Records follow. Select each line holding "explain".

■ ■ ■ ■ ■

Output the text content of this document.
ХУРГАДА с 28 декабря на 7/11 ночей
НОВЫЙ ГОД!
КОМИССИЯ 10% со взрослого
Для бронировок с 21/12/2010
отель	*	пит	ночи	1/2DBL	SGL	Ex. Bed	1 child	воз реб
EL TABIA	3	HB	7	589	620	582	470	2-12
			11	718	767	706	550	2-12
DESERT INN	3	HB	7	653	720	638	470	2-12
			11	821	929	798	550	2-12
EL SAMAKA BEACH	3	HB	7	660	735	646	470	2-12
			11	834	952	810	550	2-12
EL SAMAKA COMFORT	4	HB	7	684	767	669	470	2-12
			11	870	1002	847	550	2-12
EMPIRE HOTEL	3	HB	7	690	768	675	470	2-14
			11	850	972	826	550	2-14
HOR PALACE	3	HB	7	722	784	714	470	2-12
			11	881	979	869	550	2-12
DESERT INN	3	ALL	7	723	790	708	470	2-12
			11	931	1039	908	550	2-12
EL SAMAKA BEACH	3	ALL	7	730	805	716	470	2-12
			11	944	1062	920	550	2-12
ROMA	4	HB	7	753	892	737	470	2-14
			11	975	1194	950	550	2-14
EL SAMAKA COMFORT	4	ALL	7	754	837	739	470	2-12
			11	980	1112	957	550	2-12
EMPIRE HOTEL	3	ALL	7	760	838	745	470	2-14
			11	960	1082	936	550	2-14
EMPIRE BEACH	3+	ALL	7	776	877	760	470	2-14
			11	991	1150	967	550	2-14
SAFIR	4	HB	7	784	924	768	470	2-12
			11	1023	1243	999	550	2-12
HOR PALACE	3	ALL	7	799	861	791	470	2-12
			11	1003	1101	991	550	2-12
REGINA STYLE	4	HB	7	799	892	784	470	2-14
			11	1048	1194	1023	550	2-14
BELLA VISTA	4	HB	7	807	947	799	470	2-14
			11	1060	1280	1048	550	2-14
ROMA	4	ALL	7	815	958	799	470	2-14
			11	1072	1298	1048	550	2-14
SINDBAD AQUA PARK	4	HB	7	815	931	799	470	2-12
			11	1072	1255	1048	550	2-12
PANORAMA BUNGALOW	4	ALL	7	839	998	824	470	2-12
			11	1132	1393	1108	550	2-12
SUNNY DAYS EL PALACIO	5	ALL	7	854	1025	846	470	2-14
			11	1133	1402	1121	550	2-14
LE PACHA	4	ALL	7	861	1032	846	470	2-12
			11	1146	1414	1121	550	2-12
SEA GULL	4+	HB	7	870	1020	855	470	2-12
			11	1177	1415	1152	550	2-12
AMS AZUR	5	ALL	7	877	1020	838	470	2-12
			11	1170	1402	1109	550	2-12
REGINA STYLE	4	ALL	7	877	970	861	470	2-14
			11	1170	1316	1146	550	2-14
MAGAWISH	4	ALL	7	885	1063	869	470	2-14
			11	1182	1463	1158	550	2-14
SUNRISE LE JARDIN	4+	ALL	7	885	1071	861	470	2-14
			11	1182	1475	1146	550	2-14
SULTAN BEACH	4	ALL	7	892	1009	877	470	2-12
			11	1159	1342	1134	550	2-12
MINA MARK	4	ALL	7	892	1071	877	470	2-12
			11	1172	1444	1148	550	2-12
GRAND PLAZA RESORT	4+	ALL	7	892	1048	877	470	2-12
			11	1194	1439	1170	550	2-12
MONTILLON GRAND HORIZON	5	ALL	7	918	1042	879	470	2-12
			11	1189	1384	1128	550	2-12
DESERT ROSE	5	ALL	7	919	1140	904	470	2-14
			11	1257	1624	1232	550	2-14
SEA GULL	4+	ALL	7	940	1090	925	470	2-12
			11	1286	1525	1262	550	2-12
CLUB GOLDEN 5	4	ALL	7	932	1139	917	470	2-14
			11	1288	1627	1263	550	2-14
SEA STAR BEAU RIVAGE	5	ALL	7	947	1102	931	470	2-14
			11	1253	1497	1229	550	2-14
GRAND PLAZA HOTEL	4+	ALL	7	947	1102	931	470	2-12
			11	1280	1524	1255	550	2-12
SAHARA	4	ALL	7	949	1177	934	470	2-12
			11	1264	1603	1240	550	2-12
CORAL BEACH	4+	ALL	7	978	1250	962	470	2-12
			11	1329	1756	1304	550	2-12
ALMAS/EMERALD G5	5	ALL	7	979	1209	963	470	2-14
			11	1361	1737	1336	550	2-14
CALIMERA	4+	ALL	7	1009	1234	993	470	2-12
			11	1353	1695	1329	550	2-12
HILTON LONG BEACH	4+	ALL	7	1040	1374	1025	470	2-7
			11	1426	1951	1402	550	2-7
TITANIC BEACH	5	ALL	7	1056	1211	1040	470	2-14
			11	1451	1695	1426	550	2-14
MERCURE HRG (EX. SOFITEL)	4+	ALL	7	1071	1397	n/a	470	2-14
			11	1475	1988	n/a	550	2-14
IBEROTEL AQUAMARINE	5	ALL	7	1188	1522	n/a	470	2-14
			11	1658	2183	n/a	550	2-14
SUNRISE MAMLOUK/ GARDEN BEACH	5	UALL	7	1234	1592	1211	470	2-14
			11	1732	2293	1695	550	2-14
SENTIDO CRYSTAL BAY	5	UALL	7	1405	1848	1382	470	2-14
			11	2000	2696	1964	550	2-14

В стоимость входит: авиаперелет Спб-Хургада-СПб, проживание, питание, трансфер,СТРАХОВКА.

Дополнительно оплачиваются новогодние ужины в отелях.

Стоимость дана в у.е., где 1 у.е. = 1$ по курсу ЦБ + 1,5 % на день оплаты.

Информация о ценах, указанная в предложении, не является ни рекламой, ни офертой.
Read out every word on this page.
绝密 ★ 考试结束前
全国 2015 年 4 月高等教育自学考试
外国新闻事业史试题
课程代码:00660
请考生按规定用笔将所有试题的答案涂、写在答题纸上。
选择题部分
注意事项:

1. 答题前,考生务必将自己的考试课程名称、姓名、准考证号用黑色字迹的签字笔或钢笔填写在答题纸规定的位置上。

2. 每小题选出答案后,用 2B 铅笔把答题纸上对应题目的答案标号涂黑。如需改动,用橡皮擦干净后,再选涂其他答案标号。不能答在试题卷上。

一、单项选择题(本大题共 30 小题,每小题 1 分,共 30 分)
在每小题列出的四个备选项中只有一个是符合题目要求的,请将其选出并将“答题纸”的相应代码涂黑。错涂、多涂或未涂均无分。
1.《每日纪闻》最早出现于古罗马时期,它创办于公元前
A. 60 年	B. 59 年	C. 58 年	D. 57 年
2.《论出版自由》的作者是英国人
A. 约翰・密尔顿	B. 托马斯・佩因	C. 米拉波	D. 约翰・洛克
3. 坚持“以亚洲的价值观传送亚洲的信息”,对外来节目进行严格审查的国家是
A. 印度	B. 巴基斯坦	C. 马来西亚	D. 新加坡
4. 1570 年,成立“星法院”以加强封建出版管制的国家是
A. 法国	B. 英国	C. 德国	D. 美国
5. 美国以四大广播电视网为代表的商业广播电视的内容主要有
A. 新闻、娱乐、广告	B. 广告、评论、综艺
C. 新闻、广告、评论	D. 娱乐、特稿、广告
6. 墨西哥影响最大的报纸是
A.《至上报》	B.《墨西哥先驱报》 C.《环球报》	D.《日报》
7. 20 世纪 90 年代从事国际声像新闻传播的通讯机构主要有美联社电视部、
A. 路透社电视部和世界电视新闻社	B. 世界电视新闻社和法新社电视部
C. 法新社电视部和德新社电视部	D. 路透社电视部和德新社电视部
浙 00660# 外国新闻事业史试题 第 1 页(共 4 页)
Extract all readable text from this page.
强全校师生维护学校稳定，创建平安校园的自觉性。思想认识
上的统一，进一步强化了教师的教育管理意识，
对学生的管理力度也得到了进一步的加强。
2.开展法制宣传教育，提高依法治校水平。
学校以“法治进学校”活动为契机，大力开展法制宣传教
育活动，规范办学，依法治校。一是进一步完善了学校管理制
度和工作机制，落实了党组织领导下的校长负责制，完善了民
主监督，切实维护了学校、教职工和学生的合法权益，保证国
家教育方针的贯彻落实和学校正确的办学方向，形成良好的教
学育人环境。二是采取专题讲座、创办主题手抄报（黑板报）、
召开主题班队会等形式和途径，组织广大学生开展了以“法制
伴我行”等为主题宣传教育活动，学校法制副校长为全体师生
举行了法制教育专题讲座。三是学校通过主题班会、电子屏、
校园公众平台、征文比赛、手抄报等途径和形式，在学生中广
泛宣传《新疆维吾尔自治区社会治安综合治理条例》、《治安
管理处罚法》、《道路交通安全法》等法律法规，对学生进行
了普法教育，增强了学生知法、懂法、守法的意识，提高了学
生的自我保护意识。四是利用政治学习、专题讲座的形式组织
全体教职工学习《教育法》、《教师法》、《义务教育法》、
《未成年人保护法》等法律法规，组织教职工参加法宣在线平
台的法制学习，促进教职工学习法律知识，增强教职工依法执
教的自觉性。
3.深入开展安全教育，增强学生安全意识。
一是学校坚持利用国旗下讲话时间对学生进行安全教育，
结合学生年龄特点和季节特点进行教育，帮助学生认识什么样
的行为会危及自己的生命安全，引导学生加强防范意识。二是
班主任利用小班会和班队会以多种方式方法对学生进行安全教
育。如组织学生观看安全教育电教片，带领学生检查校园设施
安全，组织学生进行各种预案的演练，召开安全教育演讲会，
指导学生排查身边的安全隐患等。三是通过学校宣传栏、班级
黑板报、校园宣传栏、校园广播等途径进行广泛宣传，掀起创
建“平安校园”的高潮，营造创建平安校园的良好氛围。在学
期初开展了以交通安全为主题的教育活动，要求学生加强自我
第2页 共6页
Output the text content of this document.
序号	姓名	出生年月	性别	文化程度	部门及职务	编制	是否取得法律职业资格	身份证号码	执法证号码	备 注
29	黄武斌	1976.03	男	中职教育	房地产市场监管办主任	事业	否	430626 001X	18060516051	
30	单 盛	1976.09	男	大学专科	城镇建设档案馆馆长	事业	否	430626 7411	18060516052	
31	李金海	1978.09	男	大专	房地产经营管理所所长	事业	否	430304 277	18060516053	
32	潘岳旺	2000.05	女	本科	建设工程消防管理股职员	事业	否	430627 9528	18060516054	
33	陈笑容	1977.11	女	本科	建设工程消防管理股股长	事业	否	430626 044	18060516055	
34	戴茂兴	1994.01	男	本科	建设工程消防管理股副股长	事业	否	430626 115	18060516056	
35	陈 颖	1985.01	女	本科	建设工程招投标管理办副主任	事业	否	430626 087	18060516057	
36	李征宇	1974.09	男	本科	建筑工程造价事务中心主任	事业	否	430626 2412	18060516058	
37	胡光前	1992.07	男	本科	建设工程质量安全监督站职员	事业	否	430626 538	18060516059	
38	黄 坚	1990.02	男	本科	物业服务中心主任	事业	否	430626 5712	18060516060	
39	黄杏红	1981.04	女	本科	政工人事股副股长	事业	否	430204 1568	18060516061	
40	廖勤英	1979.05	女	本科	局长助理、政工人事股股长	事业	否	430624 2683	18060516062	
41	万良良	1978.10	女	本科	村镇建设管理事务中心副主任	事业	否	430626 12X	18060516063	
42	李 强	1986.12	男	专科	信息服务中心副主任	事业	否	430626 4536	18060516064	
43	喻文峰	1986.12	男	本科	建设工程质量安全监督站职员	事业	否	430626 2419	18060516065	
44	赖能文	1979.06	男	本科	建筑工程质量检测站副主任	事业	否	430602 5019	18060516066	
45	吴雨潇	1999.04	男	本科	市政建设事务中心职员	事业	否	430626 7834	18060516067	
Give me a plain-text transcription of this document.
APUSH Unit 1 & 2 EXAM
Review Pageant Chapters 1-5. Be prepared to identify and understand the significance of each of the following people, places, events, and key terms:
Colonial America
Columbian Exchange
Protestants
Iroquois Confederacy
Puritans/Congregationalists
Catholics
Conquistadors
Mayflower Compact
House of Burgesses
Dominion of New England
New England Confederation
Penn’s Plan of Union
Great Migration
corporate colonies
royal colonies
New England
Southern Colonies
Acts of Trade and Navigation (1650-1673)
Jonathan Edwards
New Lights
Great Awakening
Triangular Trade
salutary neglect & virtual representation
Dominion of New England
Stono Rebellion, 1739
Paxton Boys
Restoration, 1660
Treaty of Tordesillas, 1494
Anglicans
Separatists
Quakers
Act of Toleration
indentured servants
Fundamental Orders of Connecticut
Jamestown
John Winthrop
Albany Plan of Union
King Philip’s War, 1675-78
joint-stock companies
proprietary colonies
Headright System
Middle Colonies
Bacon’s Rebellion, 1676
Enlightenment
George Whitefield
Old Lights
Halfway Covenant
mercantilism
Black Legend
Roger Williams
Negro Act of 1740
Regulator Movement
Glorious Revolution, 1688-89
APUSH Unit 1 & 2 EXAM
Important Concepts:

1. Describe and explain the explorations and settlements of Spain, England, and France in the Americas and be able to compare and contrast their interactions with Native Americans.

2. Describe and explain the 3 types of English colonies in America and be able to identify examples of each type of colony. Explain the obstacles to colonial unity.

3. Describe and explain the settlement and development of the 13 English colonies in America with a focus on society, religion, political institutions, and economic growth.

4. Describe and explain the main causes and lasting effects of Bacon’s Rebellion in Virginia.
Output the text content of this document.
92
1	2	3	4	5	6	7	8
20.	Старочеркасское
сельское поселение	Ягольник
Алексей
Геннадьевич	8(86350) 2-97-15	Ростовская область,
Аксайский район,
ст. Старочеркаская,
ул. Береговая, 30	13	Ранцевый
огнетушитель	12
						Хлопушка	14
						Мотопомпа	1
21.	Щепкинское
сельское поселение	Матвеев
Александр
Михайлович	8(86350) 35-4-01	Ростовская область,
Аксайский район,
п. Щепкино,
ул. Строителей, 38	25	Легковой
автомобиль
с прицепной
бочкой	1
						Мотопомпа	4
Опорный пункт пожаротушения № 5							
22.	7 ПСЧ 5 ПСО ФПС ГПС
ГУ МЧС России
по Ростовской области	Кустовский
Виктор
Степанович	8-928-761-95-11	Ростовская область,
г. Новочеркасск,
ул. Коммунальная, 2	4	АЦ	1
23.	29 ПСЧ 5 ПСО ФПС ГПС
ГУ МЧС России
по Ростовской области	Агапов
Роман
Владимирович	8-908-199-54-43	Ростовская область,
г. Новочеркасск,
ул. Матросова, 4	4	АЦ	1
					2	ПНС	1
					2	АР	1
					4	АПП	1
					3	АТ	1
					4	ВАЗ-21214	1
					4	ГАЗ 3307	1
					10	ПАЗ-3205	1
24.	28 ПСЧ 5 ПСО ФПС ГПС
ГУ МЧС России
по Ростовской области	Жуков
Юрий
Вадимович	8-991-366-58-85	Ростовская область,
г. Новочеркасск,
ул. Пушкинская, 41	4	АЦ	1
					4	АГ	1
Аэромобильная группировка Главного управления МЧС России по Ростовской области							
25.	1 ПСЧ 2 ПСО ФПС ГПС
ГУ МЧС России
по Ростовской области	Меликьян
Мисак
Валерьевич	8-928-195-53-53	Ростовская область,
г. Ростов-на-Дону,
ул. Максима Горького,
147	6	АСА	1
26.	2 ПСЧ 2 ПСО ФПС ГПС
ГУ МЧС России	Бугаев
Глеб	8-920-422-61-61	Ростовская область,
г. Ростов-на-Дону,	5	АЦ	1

■ ■ ■ ■ ■

Reply.
1. Describe and explain the explorations and settlements of Spain, England, and France in the Americas and be able to compare and contrast their interactions with Native Americans.
2. Describe and explain the 3 types of English colonies in America and be able to identify examples of each type of colony. Explain the obstacles to colonial unity.
3. Describe and explain the settlement and development of the 13 English colonies in America with a focus on society, religion, political institutions, and economic growth.
4. Describe and explain the main causes and lasting effects of Bacon’s Rebellion in Virginia.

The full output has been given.